**STATED TASK:**
Your task is to print all of the data word for word.

Collected data
********************
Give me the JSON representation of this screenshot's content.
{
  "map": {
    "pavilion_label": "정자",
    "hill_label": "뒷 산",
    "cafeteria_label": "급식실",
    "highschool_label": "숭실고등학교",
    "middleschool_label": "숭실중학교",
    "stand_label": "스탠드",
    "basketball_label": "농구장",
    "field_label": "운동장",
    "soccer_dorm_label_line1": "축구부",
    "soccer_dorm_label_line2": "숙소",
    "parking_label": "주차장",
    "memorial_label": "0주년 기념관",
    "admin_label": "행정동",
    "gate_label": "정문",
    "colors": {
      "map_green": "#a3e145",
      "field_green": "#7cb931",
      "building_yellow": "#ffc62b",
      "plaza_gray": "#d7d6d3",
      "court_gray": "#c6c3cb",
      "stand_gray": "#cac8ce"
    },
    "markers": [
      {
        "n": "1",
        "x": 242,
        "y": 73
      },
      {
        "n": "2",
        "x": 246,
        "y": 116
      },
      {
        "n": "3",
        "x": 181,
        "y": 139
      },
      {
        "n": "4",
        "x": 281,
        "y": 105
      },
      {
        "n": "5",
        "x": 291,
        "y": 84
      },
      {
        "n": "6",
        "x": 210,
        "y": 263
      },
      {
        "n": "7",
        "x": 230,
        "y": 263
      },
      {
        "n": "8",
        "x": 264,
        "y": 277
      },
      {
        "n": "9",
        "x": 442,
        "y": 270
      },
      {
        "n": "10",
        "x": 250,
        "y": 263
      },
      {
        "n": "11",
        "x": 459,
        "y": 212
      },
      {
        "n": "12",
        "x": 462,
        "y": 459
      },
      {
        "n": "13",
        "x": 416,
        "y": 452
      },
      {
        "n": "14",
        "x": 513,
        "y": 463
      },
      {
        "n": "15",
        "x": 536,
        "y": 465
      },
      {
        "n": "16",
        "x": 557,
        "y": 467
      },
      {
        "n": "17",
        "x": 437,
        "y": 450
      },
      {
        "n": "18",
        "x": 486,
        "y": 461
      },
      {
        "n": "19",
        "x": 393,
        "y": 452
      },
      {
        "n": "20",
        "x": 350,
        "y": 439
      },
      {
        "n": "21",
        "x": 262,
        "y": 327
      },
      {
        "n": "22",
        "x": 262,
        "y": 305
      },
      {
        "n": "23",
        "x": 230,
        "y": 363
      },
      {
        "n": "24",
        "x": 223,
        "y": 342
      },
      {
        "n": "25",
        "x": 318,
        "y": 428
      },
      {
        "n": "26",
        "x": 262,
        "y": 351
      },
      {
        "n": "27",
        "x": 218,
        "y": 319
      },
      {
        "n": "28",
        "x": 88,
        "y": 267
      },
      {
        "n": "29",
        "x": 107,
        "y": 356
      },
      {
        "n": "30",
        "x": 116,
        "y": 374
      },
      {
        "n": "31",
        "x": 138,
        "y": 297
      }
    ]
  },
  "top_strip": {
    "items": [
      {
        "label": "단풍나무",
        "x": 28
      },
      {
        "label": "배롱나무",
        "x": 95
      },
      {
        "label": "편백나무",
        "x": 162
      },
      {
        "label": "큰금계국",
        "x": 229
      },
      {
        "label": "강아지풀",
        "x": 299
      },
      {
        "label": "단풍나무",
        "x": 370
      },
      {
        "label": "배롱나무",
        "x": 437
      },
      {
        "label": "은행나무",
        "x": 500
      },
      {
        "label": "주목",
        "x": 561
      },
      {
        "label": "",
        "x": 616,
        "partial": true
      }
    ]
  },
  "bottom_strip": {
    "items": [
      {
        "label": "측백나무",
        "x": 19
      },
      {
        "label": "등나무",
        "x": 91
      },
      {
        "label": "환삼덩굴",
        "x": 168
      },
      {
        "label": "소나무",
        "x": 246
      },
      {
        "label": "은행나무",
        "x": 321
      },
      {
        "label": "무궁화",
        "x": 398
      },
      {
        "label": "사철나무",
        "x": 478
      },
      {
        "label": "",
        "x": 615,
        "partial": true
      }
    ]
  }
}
********************
**RESULT FOR THIS EXERCISE:**
Give me the JSON representation of this screenshot's content.
{
  "map": {
    "pavilion_label": "정자",
    "hill_label": "뒷 산",
    "cafeteria_label": "급식실",
    "highschool_label": "숭실고등학교",
    "middleschool_label": "숭실중학교",
    "stand_label": "스탠드",
    "basketball_label": "농구장",
    "field_label": "운동장",
    "soccer_dorm_label_line1": "축구부",
    "soccer_dorm_label_line2": "숙소",
    "parking_label": "주차장",
    "memorial_label": "0주년 기념관",
    "admin_label": "행정동",
    "gate_label": "정문",
    "colors": {
      "map_green": "#a3e145",
      "field_green": "#7cb931",
      "building_yellow": "#ffc62b",
      "plaza_gray": "#d7d6d3",
      "court_gray": "#c6c3cb",
      "stand_gray": "#cac8ce"
    },
    "markers": [
      {
        "n": "1",
        "x": 242,
        "y": 73
      },
      {
        "n": "2",
        "x": 246,
        "y": 116
      },
      {
        "n": "3",
        "x": 181,
        "y": 139
      },
      {
        "n": "4",
        "x": 281,
        "y": 105
      },
      {
        "n": "5",
        "x": 291,
        "y": 84
      },
      {
        "n": "6",
        "x": 210,
        "y": 263
      },
      {
        "n": "7",
        "x": 230,
        "y": 263
      },
      {
        "n": "8",
        "x": 264,
        "y": 277
      },
      {
        "n": "9",
        "x": 442,
        "y": 270
      },
      {
        "n": "10",
        "x": 250,
        "y": 263
      },
      {
        "n": "11",
        "x": 459,
        "y": 212
      },
      {
        "n": "12",
        "x": 462,
        "y": 459
      },
      {
        "n": "13",
        "x": 416,
        "y": 452
      },
      {
        "n": "14",
        "x": 513,
        "y": 463
      },
      {
        "n": "15",
        "x": 536,
        "y": 465
      },
      {
        "n": "16",
        "x": 557,
        "y": 467
      },
      {
        "n": "17",
        "x": 437,
        "y": 450
      },
      {
        "n": "18",
        "x": 486,
        "y": 461
      },
      {
        "n": "19",
        "x": 393,
        "y": 452
      },
      {
        "n": "20",
        "x": 350,
        "y": 439
      },
      {
        "n": "21",
        "x": 262,
        "y": 327
      },
      {
        "n": "22",
        "x": 262,
        "y": 305
      },
      {
        "n": "23",
        "x": 230,
        "y": 363
      },
      {
        "n": "24",
        "x": 223,
        "y": 342
      },
      {
        "n": "25",
        "x": 318,
        "y": 428
      },
      {
        "n": "26",
        "x": 262,
        "y": 351
      },
      {
        "n": "27",
        "x": 218,
        "y": 319
      },
      {
        "n": "28",
        "x": 88,
        "y": 267
      },
      {
        "n": "29",
        "x": 107,
        "y": 356
      },
      {
        "n": "30",
        "x": 116,
        "y": 374
      },
      {
        "n": "31",
        "x": 138,
        "y": 297
      }
    ]
  },
  "top_strip": {
    "items": [
      {
        "label": "단풍나무",
        "x": 28
      },
      {
        "label": "배롱나무",
        "x": 95
      },
      {
        "label": "편백나무",
        "x": 162
      },
      {
        "label": "큰금계국",
        "x": 229
      },
      {
        "label": "강아지풀",
        "x": 299
      },
      {
        "label": "단풍나무",
        "x": 370
      },
      {
        "label": "배롱나무",
        "x": 437
      },
      {
        "label": "은행나무",
        "x": 500
      },
      {
        "label": "주목",
        "x": 561
      },
      {
        "label": "",
        "x": 616,
        "partial": true
      }
    ]
  },
  "bottom_strip": {
    "items": [
      {
        "label": "측백나무",
        "x": 19
      },
      {
        "label": "등나무",
        "x": 91
      },
      {
        "label": "환삼덩굴",
        "x": 168
      },
      {
        "label": "소나무",
        "x": 246
      },
      {
        "label": "은행나무",
        "x": 321
      },
      {
        "label": "무궁화",
        "x": 398
      },
      {
        "label": "사철나무",
        "x": 478
      },
      {
        "label": "",
        "x": 615,
        "partial": true
      }
    ]
  }
}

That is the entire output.